* SOURCE RECORDS
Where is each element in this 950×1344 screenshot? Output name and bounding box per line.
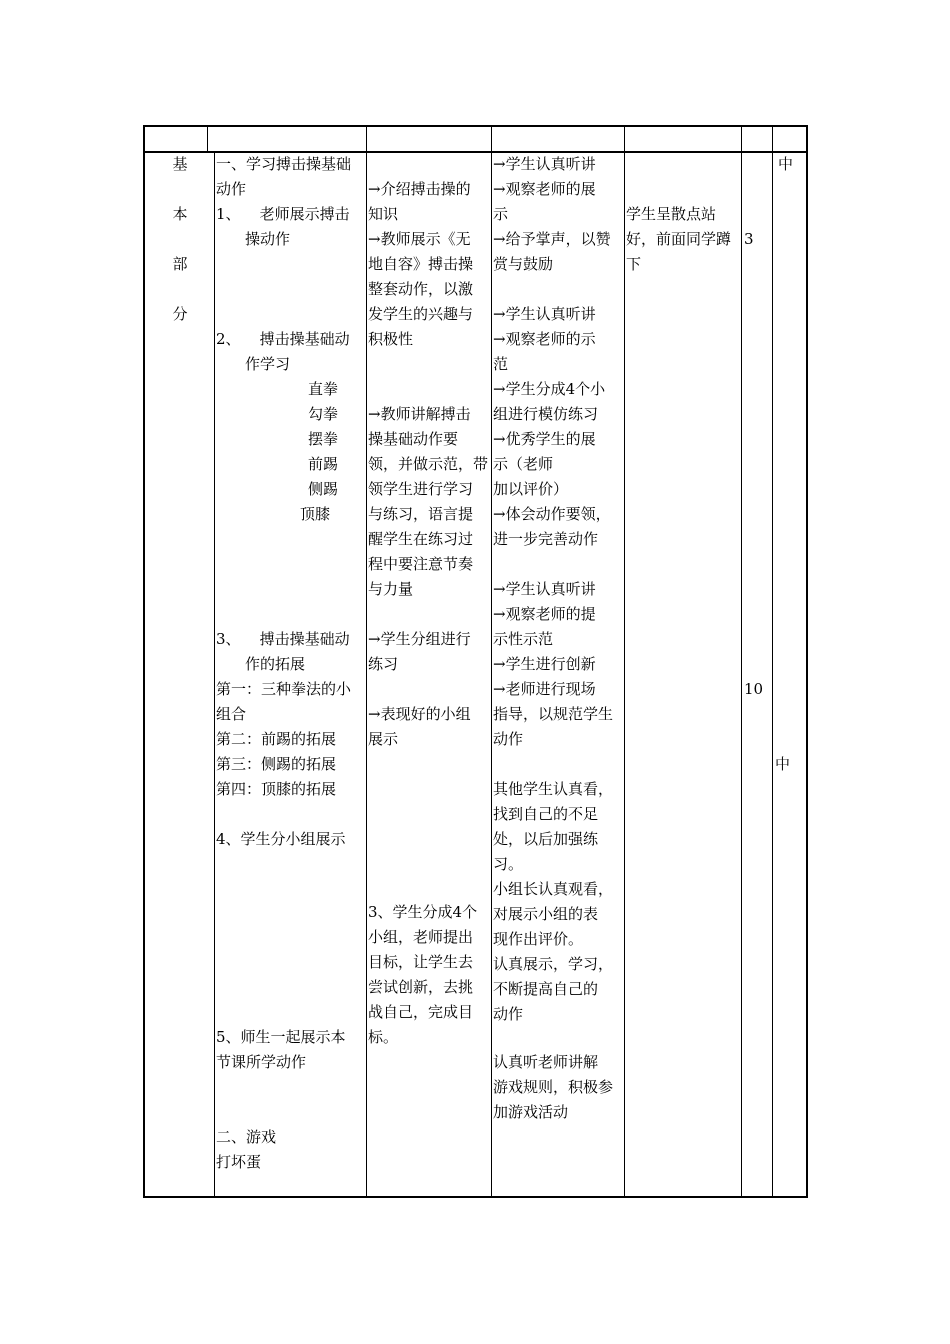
student-line: 认真展示，学习，	[493, 955, 614, 973]
column-divider-4	[624, 125, 625, 1197]
column-divider-6	[772, 125, 773, 1197]
student-line: 指导，以规范学生	[493, 705, 614, 723]
content-line: 作学习	[245, 355, 291, 373]
student-line: 范	[493, 355, 509, 373]
teacher-line: →表现好的小组	[368, 705, 471, 723]
teacher-line: 练习	[368, 655, 399, 673]
header-divider-1	[207, 125, 208, 152]
student-line: 处，以后加强练	[493, 830, 599, 848]
teacher-line: 与练习，语言提	[368, 505, 474, 523]
teacher-line: 地自容》搏击操	[368, 255, 474, 273]
teacher-line: 目标，让学生去	[368, 953, 474, 971]
student-line: 示性示范	[493, 630, 554, 648]
content-line: 动作	[216, 180, 247, 198]
table-border-right	[806, 125, 808, 1198]
content-line: 勾拳	[308, 405, 339, 423]
teacher-line: 程中要注意节奏	[368, 555, 474, 573]
content-line: 4、学生分小组展示	[216, 830, 346, 848]
content-line: 侧踢	[308, 480, 339, 498]
content-line: 一、学习搏击操基础	[216, 155, 352, 173]
student-line: 赏与鼓励	[493, 255, 554, 273]
teacher-line: 标。	[368, 1028, 399, 1046]
student-line: 找到自己的不足	[493, 805, 599, 823]
student-line: 动作	[493, 1005, 524, 1023]
content-line: 直拳	[308, 380, 339, 398]
organization-line: 好，前面同学蹲	[626, 230, 732, 248]
intensity-value: 中	[778, 155, 794, 173]
section-char: 分	[172, 305, 188, 323]
time-value: 3	[744, 230, 754, 248]
student-line: 示	[493, 205, 509, 223]
section-char: 部	[172, 255, 188, 273]
student-line: →体会动作要领，	[493, 505, 611, 523]
section-char: 本	[172, 205, 188, 223]
teacher-line: 领，并做示范，带	[368, 455, 489, 473]
table-border-bottom	[143, 1196, 808, 1198]
content-line: 第四：顶膝的拓展	[216, 780, 337, 798]
table-border-top	[143, 125, 808, 127]
teacher-line: 展示	[368, 730, 399, 748]
student-line: 其他学生认真看，	[493, 780, 614, 798]
organization-line: 学生呈散点站	[626, 205, 717, 223]
student-line: →学生分成4个小	[493, 380, 606, 398]
student-line: 加游戏活动	[493, 1103, 569, 1121]
student-line: 示（老师	[493, 455, 554, 473]
student-line: →观察老师的展	[493, 180, 596, 198]
content-line: 摆拳	[308, 430, 339, 448]
content-line: 5、师生一起展示本	[216, 1028, 346, 1046]
student-line: →观察老师的示	[493, 330, 596, 348]
student-line: 动作	[493, 730, 524, 748]
student-line: 现作出评价。	[493, 930, 584, 948]
content-line: 第二：前踢的拓展	[216, 730, 337, 748]
time-value: 10	[744, 680, 764, 698]
content-line: 2、 搏击操基础动	[216, 330, 350, 348]
student-line: →观察老师的提	[493, 605, 596, 623]
teacher-line: 尝试创新，去挑	[368, 978, 474, 996]
student-line: →学生认真听讲	[493, 305, 596, 323]
student-line: 对展示小组的表	[493, 905, 599, 923]
teacher-line: 醒学生在练习过	[368, 530, 474, 548]
student-line: 认真听老师讲解	[493, 1053, 599, 1071]
teacher-line: →教师展示《无	[368, 230, 471, 248]
content-line: 作的拓展	[245, 655, 306, 673]
teacher-line: →介绍搏击操的	[368, 180, 471, 198]
student-line: →学生认真听讲	[493, 580, 596, 598]
student-line: 组进行模仿练习	[493, 405, 599, 423]
organization-line: 下	[626, 255, 642, 273]
student-line: →优秀学生的展	[493, 430, 596, 448]
student-line: →学生认真听讲	[493, 155, 596, 173]
content-line: 3、 搏击操基础动	[216, 630, 350, 648]
student-line: →学生进行创新	[493, 655, 596, 673]
content-line: 第一：三种拳法的小	[216, 680, 352, 698]
column-divider-3	[491, 125, 492, 1197]
teacher-line: →教师讲解搏击	[368, 405, 471, 423]
student-line: 游戏规则，积极参	[493, 1078, 614, 1096]
content-line: 二、游戏	[216, 1128, 277, 1146]
student-line: 习。	[493, 855, 524, 873]
intensity-value: 中	[775, 755, 791, 773]
student-line: 小组长认真观看，	[493, 880, 614, 898]
teacher-line: 发学生的兴趣与	[368, 305, 474, 323]
teacher-line: 整套动作，以激	[368, 280, 474, 298]
content-line: 前踢	[308, 455, 339, 473]
teacher-line: 与力量	[368, 580, 414, 598]
teacher-line: 3、学生分成4个	[368, 903, 478, 921]
content-line: 1、 老师展示搏击	[216, 205, 350, 223]
student-line: →给予掌声，以赞	[493, 230, 611, 248]
teacher-line: 小组，老师提出	[368, 928, 474, 946]
content-line: 操动作	[245, 230, 291, 248]
table-border-left	[143, 125, 145, 1198]
body-divider-1	[214, 152, 215, 1197]
student-line: 不断提高自己的	[493, 980, 599, 998]
teacher-line: 操基础动作要	[368, 430, 459, 448]
column-divider-2	[366, 125, 367, 1197]
content-line: 第三：侧踢的拓展	[216, 755, 337, 773]
teacher-line: 积极性	[368, 330, 414, 348]
content-line: 打坏蛋	[216, 1153, 262, 1171]
content-line: 节课所学动作	[216, 1053, 307, 1071]
teacher-line: →学生分组进行	[368, 630, 471, 648]
content-line: 顶膝	[300, 505, 331, 523]
teacher-line: 领学生进行学习	[368, 480, 474, 498]
section-char: 基	[172, 155, 188, 173]
column-divider-5	[741, 125, 742, 1197]
teacher-line: 战自己，完成目	[368, 1003, 474, 1021]
student-line: →老师进行现场	[493, 680, 596, 698]
teacher-line: 知识	[368, 205, 399, 223]
student-line: 加以评价）	[493, 480, 569, 498]
student-line: 进一步完善动作	[493, 530, 599, 548]
content-line: 组合	[216, 705, 247, 723]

* PROBLEM STATEMENT
Copy the entire listing above line for line without changing anything, and leave the picture out of your copy.

* THE SOLUTION
Where is each element in this 950×1344 screenshot? Output name and bounding box per line.
student-line: 认真展示，学习，	[493, 955, 614, 973]
column-divider-4	[624, 125, 625, 1197]
column-divider-6	[772, 125, 773, 1197]
student-line: 指导，以规范学生	[493, 705, 614, 723]
content-line: 作学习	[245, 355, 291, 373]
student-line: 范	[493, 355, 509, 373]
teacher-line: →表现好的小组	[368, 705, 471, 723]
teacher-line: 练习	[368, 655, 399, 673]
header-divider-1	[207, 125, 208, 152]
student-line: 处，以后加强练	[493, 830, 599, 848]
teacher-line: 与练习，语言提	[368, 505, 474, 523]
teacher-line: 地自容》搏击操	[368, 255, 474, 273]
teacher-line: 目标，让学生去	[368, 953, 474, 971]
student-line: 示性示范	[493, 630, 554, 648]
content-line: 动作	[216, 180, 247, 198]
table-border-right	[806, 125, 808, 1198]
content-line: 勾拳	[308, 405, 339, 423]
teacher-line: 程中要注意节奏	[368, 555, 474, 573]
content-line: 4、学生分小组展示	[216, 830, 346, 848]
content-line: 侧踢	[308, 480, 339, 498]
content-line: 一、学习搏击操基础	[216, 155, 352, 173]
student-line: 赏与鼓励	[493, 255, 554, 273]
teacher-line: 标。	[368, 1028, 399, 1046]
student-line: 找到自己的不足	[493, 805, 599, 823]
student-line: 动作	[493, 1005, 524, 1023]
content-line: 直拳	[308, 380, 339, 398]
organization-line: 好，前面同学蹲	[626, 230, 732, 248]
intensity-value: 中	[778, 155, 794, 173]
section-char: 分	[172, 305, 188, 323]
time-value: 3	[744, 230, 754, 248]
student-line: 示	[493, 205, 509, 223]
section-char: 部	[172, 255, 188, 273]
student-line: →体会动作要领，	[493, 505, 611, 523]
section-char: 本	[172, 205, 188, 223]
teacher-line: 领，并做示范，带	[368, 455, 489, 473]
table-border-bottom	[143, 1196, 808, 1198]
content-line: 第四：顶膝的拓展	[216, 780, 337, 798]
table-border-top	[143, 125, 808, 127]
teacher-line: 展示	[368, 730, 399, 748]
student-line: 其他学生认真看，	[493, 780, 614, 798]
organization-line: 学生呈散点站	[626, 205, 717, 223]
student-line: →学生分成4个小	[493, 380, 606, 398]
student-line: 加游戏活动	[493, 1103, 569, 1121]
student-line: 示（老师	[493, 455, 554, 473]
student-line: →观察老师的展	[493, 180, 596, 198]
content-line: 摆拳	[308, 430, 339, 448]
content-line: 5、师生一起展示本	[216, 1028, 346, 1046]
student-line: →观察老师的示	[493, 330, 596, 348]
student-line: 动作	[493, 730, 524, 748]
student-line: 现作出评价。	[493, 930, 584, 948]
content-line: 第二：前踢的拓展	[216, 730, 337, 748]
time-value: 10	[744, 680, 764, 698]
content-line: 2、 搏击操基础动	[216, 330, 350, 348]
student-line: →观察老师的提	[493, 605, 596, 623]
teacher-line: 尝试创新，去挑	[368, 978, 474, 996]
student-line: →学生认真听讲	[493, 305, 596, 323]
student-line: 对展示小组的表	[493, 905, 599, 923]
teacher-line: 醒学生在练习过	[368, 530, 474, 548]
student-line: 认真听老师讲解	[493, 1053, 599, 1071]
teacher-line: →教师展示《无	[368, 230, 471, 248]
content-line: 作的拓展	[245, 655, 306, 673]
teacher-line: →介绍搏击操的	[368, 180, 471, 198]
student-line: →学生认真听讲	[493, 580, 596, 598]
student-line: 组进行模仿练习	[493, 405, 599, 423]
organization-line: 下	[626, 255, 642, 273]
student-line: →优秀学生的展	[493, 430, 596, 448]
student-line: →学生认真听讲	[493, 155, 596, 173]
content-line: 3、 搏击操基础动	[216, 630, 350, 648]
student-line: →学生进行创新	[493, 655, 596, 673]
content-line: 第一：三种拳法的小	[216, 680, 352, 698]
column-divider-3	[491, 125, 492, 1197]
teacher-line: →教师讲解搏击	[368, 405, 471, 423]
student-line: 游戏规则，积极参	[493, 1078, 614, 1096]
content-line: 二、游戏	[216, 1128, 277, 1146]
student-line: 习。	[493, 855, 524, 873]
intensity-value: 中	[775, 755, 791, 773]
student-line: 小组长认真观看，	[493, 880, 614, 898]
teacher-line: 发学生的兴趣与	[368, 305, 474, 323]
teacher-line: 整套动作，以激	[368, 280, 474, 298]
content-line: 前踢	[308, 455, 339, 473]
teacher-line: 与力量	[368, 580, 414, 598]
teacher-line: 3、学生分成4个	[368, 903, 478, 921]
content-line: 1、 老师展示搏击	[216, 205, 350, 223]
student-line: →给予掌声，以赞	[493, 230, 611, 248]
teacher-line: 小组，老师提出	[368, 928, 474, 946]
content-line: 操动作	[245, 230, 291, 248]
table-border-left	[143, 125, 145, 1198]
body-divider-1	[214, 152, 215, 1197]
student-line: 不断提高自己的	[493, 980, 599, 998]
teacher-line: 操基础动作要	[368, 430, 459, 448]
column-divider-2	[366, 125, 367, 1197]
content-line: 第三：侧踢的拓展	[216, 755, 337, 773]
teacher-line: 积极性	[368, 330, 414, 348]
content-line: 打坏蛋	[216, 1153, 262, 1171]
content-line: 节课所学动作	[216, 1053, 307, 1071]
teacher-line: →学生分组进行	[368, 630, 471, 648]
content-line: 顶膝	[300, 505, 331, 523]
teacher-line: 领学生进行学习	[368, 480, 474, 498]
section-char: 基	[172, 155, 188, 173]
column-divider-5	[741, 125, 742, 1197]
teacher-line: 战自己，完成目	[368, 1003, 474, 1021]
student-line: →老师进行现场	[493, 680, 596, 698]
teacher-line: 知识	[368, 205, 399, 223]
student-line: 加以评价）	[493, 480, 569, 498]
student-line: 进一步完善动作	[493, 530, 599, 548]
content-line: 组合	[216, 705, 247, 723]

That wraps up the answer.